▶ [Travail demandé]:
#1 Dans l'extrait sur l'officine et la présidentielle 2017, recopiez le passage qui commence par les mots contenant "Des représentants de" et se termine par "pour le pays ?".
#2 D'après l'extrait sur l'officine et la présidentielle 2017, combien de licences de pharmacie ont disparu en septembre ?

Des représentants de partis politiques participeront dimanche à la table ronde « Plaçons l’officine au cœur de la présidentielle 2017 ». Que leur demanderez-vous à quelques mois de ce scrutin majeur pour le pays ?

De mettre en adéquation la politique menée avec ce qu’ils considèrent comme une évolution à suivre pour la santé dans notre pays et avec ce que peut apporter l’officine pour atteindre cet objectif. Par exemple, si l’on décide de prendre véritablement le virage ambulatoire, il faudra donner les moyens à l’interprofessionnalité de se mettre en place. La deuxième chose que je leur demanderai, est de traiter équitablement les différents acteurs de la santé. En ce qui concerne le réseau, nous sommes en attente du fameux rapport IGAS/IGF sur la question. Mais en attendant, la situation se dégrade. En septembre, nous avons connu le plus grand nombre de fermetures de pharmacies de tous les temps, puisqu’il y a eu 28 licences en moins. C’est presque une par jour ! Cela montre bien les difficultés économiques rencontrées par de nombreuses officines, mais aussi la nécessité d’une meilleure organisation. Des titulaires sont prêts à modifier la logique de répartition territoriale dans les zones surdenses. Encore faut-il leur en donner les moyens.

Données d'analyse de la mise en page de documents
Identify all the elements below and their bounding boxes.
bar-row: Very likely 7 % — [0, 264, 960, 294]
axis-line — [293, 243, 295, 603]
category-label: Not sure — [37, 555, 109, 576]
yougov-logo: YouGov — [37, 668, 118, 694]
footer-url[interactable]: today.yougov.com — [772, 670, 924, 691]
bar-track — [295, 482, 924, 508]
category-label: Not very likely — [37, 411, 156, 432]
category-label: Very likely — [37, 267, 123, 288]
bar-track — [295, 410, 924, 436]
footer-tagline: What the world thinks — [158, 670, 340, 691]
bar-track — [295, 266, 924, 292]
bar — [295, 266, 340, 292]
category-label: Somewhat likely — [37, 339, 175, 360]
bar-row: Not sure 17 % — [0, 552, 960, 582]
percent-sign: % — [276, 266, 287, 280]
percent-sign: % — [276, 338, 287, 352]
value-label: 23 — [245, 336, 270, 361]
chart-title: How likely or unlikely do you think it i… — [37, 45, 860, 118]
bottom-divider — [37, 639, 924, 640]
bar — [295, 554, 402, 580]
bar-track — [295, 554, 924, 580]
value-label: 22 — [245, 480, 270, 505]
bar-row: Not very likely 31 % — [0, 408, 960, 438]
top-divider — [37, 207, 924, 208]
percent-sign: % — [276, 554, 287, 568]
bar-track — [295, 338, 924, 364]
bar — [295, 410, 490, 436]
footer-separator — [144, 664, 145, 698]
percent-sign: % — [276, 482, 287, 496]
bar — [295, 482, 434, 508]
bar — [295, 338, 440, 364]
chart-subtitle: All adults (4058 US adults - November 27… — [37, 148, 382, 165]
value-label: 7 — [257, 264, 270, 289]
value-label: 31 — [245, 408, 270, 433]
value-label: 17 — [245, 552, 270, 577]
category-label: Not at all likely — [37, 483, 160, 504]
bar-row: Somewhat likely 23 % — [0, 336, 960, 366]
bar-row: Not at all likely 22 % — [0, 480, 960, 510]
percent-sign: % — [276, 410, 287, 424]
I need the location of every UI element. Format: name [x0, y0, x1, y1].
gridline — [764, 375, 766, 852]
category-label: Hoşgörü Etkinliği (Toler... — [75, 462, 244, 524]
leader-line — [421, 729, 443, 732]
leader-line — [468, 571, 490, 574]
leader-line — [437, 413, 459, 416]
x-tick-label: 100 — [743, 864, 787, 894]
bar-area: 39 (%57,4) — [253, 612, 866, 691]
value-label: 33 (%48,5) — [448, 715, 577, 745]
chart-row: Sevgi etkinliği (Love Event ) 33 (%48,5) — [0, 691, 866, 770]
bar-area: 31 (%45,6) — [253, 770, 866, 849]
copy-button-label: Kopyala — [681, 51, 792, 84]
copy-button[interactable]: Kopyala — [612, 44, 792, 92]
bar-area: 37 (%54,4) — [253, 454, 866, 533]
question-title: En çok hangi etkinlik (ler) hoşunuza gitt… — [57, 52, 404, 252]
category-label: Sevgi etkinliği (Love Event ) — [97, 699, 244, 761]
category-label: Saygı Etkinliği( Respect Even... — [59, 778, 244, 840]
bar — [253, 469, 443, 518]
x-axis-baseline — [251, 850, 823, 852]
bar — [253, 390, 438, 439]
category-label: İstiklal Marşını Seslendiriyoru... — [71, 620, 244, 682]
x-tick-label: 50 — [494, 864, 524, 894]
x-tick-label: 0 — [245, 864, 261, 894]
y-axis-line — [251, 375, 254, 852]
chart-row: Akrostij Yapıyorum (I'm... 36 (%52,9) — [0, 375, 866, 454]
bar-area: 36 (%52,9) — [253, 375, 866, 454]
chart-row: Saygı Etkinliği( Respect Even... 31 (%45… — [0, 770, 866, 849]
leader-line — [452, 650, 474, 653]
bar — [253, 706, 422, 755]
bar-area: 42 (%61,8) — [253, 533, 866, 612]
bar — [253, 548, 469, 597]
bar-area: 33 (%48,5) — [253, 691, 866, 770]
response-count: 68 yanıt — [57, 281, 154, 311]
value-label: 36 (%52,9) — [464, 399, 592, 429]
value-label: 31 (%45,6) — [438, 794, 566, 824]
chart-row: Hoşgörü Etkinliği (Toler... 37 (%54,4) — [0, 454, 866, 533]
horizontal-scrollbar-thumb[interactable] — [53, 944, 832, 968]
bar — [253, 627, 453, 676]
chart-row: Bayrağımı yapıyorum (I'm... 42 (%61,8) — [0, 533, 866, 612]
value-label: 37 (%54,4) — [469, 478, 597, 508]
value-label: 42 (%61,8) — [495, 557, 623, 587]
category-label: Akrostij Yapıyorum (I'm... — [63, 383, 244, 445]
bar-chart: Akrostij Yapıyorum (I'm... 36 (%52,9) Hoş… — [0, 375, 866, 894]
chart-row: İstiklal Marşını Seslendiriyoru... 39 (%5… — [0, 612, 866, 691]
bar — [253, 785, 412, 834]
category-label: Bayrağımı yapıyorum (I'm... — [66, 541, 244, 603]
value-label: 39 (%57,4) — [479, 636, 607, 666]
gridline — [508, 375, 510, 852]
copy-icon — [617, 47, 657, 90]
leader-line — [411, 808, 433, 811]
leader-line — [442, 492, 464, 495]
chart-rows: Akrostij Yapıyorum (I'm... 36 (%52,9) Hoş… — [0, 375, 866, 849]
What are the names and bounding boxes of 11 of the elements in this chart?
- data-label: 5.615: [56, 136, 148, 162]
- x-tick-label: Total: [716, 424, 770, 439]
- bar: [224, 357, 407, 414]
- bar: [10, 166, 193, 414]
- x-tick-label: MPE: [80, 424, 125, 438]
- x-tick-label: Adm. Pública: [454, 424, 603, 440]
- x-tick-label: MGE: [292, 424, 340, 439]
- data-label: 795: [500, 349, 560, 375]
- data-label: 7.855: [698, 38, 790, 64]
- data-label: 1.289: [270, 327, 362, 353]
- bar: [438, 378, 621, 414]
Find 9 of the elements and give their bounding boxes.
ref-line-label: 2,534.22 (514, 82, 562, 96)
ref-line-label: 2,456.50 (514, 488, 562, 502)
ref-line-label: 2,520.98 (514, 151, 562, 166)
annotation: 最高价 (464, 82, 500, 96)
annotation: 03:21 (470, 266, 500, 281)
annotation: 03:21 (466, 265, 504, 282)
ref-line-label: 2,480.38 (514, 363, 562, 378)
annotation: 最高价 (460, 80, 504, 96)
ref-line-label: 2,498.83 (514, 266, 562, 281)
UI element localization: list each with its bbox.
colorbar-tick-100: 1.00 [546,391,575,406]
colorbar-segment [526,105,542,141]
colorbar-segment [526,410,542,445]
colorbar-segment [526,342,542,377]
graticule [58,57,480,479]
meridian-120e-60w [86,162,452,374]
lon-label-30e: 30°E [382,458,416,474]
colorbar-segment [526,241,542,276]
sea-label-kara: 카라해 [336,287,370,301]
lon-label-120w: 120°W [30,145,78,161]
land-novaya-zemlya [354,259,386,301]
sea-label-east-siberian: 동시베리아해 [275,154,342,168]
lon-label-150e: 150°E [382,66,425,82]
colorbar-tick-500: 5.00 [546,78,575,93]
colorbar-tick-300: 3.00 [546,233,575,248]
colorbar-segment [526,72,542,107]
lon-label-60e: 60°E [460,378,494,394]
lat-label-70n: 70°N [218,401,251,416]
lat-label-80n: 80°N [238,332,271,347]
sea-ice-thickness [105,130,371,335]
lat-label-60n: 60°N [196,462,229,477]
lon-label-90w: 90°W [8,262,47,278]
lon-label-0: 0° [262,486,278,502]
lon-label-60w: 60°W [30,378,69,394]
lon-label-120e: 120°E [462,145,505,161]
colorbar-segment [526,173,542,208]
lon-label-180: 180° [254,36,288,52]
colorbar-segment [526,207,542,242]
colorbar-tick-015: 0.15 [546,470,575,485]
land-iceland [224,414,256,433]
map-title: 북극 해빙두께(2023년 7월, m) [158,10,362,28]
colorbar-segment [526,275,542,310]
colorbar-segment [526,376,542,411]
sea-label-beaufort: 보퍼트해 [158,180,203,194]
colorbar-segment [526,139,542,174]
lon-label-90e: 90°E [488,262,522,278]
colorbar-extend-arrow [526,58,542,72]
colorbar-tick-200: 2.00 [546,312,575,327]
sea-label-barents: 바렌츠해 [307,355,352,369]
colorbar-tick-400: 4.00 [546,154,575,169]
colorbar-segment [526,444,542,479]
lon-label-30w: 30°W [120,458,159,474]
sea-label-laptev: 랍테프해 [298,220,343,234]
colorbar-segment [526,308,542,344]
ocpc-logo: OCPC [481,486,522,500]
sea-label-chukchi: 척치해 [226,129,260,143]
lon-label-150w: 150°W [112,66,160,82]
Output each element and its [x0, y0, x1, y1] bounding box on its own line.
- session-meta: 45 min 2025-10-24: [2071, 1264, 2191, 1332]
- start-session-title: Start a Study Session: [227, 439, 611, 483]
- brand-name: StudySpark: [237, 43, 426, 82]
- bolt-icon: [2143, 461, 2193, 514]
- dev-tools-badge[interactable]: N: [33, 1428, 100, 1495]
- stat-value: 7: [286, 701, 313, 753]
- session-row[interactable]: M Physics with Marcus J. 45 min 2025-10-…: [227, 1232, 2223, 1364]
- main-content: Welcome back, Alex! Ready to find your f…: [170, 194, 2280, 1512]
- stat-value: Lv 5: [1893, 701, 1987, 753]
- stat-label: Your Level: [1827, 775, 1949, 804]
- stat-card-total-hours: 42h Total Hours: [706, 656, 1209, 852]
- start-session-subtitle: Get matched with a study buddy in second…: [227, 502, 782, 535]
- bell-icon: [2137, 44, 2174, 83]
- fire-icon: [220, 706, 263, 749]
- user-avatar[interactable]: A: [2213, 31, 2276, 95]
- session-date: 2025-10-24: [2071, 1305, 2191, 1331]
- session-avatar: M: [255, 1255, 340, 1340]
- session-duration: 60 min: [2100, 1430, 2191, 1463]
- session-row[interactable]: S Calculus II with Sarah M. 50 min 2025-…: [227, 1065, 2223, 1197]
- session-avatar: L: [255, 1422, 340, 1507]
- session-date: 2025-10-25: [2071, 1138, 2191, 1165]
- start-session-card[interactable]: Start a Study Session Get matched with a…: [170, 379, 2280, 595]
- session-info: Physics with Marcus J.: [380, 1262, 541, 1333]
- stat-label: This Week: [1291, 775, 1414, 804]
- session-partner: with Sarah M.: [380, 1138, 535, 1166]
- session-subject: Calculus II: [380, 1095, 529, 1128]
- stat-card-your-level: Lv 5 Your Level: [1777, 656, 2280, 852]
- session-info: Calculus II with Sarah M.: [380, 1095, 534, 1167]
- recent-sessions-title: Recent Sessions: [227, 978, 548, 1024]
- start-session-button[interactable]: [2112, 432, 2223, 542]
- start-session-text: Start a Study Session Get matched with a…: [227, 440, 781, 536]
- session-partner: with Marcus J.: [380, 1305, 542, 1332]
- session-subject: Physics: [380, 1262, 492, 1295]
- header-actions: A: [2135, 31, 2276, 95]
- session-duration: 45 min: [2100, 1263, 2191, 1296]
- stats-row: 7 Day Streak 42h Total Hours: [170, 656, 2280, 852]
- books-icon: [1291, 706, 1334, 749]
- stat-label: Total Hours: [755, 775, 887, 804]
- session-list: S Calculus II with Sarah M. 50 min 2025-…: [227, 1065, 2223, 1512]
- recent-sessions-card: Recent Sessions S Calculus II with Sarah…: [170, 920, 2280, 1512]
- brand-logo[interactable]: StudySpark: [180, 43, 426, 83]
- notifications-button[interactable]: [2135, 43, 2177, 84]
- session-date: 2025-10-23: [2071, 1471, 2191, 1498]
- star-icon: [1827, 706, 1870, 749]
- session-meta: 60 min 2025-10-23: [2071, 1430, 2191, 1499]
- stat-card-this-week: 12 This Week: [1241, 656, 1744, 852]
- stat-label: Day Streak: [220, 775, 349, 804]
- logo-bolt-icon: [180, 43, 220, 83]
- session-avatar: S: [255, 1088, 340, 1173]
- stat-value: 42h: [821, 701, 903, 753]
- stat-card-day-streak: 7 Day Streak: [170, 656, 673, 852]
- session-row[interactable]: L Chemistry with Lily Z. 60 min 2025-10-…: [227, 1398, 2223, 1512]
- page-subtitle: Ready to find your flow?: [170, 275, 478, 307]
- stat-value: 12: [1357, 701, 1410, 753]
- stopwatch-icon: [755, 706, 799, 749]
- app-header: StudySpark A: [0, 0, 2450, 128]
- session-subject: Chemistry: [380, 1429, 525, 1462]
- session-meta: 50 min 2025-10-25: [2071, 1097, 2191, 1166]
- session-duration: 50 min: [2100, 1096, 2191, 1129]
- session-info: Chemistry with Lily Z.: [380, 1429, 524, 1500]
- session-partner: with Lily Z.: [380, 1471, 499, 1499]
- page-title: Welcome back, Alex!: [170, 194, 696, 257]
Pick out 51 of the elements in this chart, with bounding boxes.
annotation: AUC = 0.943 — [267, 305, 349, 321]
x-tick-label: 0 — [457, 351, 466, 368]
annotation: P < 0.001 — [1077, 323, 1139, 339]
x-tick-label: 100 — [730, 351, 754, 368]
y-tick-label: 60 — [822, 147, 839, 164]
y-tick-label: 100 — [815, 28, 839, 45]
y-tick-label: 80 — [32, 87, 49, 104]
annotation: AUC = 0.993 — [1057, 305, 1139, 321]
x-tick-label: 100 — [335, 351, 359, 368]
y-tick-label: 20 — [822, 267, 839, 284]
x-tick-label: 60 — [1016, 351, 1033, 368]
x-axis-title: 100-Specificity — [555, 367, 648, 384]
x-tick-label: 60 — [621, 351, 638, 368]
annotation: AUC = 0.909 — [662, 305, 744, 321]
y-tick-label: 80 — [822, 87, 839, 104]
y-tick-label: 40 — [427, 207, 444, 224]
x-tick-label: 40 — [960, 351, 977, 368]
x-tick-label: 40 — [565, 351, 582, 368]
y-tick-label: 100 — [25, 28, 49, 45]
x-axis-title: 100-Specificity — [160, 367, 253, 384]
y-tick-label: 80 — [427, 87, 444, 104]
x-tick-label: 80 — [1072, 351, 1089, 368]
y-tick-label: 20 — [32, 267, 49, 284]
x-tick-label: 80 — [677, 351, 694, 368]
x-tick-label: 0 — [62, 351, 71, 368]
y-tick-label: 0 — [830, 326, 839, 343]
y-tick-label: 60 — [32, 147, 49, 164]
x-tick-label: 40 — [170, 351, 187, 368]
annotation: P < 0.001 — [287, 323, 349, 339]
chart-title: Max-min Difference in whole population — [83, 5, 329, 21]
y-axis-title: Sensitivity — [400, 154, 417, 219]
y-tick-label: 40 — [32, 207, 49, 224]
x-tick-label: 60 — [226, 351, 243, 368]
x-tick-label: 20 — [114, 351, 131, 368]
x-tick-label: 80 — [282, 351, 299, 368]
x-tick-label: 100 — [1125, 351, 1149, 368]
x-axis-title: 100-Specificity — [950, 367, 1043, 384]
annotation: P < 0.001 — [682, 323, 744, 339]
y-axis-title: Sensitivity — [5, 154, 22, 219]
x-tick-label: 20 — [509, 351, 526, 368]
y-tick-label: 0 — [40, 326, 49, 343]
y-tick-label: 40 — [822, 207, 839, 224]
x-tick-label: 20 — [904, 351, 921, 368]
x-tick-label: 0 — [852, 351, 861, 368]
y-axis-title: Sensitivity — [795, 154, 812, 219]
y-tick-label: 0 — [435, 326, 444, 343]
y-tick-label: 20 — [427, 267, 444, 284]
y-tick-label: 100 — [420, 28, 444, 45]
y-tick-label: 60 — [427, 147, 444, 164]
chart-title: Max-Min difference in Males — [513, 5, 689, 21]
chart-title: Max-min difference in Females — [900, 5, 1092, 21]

▶ [Réponses aux consignes]:
#1
Des représentants de partis politiques participeront dimanche à la table ronde « Plaçons l’officine au cœur de la présidentielle 2017 ». Que leur demanderez-vous à quelques mois de ce scrutin majeur pour le pays ?

#2 28 licences en moins.